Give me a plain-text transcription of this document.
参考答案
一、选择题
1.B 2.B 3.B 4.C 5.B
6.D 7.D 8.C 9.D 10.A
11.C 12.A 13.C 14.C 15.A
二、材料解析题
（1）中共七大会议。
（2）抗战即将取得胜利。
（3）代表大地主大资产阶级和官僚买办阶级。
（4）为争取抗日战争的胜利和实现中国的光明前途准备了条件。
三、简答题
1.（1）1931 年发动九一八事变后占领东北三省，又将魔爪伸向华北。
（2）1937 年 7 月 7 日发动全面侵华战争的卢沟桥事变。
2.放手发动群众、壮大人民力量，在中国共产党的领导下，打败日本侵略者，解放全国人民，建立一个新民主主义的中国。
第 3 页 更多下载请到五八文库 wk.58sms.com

* * * *

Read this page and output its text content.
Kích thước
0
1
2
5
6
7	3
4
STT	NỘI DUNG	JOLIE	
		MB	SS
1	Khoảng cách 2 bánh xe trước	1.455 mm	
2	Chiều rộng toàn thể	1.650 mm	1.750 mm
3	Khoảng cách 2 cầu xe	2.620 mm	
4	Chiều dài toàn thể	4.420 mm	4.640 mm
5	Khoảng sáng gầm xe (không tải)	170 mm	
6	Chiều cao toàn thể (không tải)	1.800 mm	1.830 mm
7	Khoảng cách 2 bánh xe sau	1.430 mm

* * * *

**PROBLEM TO WORK ON:**
Write out every line of the data that holds the word "text".

**FULL RESPONSE:**
Give me a plain-text transcription of this document.
Read this page and output its text content.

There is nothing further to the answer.